* [Task description] Transcribe the records in full, keeping every character as it is.

* [Raw records]
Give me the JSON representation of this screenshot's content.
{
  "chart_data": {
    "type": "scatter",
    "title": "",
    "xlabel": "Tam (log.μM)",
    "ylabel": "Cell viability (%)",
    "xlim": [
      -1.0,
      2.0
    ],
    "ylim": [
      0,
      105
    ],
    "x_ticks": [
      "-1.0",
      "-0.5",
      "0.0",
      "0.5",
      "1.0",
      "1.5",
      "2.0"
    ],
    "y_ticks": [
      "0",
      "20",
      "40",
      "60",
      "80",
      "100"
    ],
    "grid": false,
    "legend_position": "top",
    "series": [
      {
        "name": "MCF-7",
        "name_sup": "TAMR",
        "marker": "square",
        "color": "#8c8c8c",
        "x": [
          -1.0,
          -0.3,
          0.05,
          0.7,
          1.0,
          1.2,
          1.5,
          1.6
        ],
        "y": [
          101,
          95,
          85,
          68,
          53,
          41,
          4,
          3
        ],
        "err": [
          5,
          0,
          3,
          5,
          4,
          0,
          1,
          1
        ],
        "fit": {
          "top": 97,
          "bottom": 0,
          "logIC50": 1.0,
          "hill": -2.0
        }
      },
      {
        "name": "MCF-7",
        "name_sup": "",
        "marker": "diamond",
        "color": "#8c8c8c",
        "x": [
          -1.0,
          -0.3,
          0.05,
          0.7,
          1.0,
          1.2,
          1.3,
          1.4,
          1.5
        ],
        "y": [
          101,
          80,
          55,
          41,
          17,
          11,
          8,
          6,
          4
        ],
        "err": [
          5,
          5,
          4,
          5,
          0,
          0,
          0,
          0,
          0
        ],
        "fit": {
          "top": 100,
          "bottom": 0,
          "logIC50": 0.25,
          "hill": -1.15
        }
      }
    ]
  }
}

* [Completed task]
Give me the JSON representation of this screenshot's content.
{
  "chart_data": {
    "type": "scatter",
    "title": "",
    "xlabel": "Tam (log.μM)",
    "ylabel": "Cell viability (%)",
    "xlim": [
      -1.0,
      2.0
    ],
    "ylim": [
      0,
      105
    ],
    "x_ticks": [
      "-1.0",
      "-0.5",
      "0.0",
      "0.5",
      "1.0",
      "1.5",
      "2.0"
    ],
    "y_ticks": [
      "0",
      "20",
      "40",
      "60",
      "80",
      "100"
    ],
    "grid": false,
    "legend_position": "top",
    "series": [
      {
        "name": "MCF-7",
        "name_sup": "TAMR",
        "marker": "square",
        "color": "#8c8c8c",
        "x": [
          -1.0,
          -0.3,
          0.05,
          0.7,
          1.0,
          1.2,
          1.5,
          1.6
        ],
        "y": [
          101,
          95,
          85,
          68,
          53,
          41,
          4,
          3
        ],
        "err": [
          5,
          0,
          3,
          5,
          4,
          0,
          1,
          1
        ],
        "fit": {
          "top": 97,
          "bottom": 0,
          "logIC50": 1.0,
          "hill": -2.0
        }
      },
      {
        "name": "MCF-7",
        "name_sup": "",
        "marker": "diamond",
        "color": "#8c8c8c",
        "x": [
          -1.0,
          -0.3,
          0.05,
          0.7,
          1.0,
          1.2,
          1.3,
          1.4,
          1.5
        ],
        "y": [
          101,
          80,
          55,
          41,
          17,
          11,
          8,
          6,
          4
        ],
        "err": [
          5,
          5,
          4,
          5,
          0,
          0,
          0,
          0,
          0
        ],
        "fit": {
          "top": 100,
          "bottom": 0,
          "logIC50": 0.25,
          "hill": -1.15
        }
      }
    ]
  }
}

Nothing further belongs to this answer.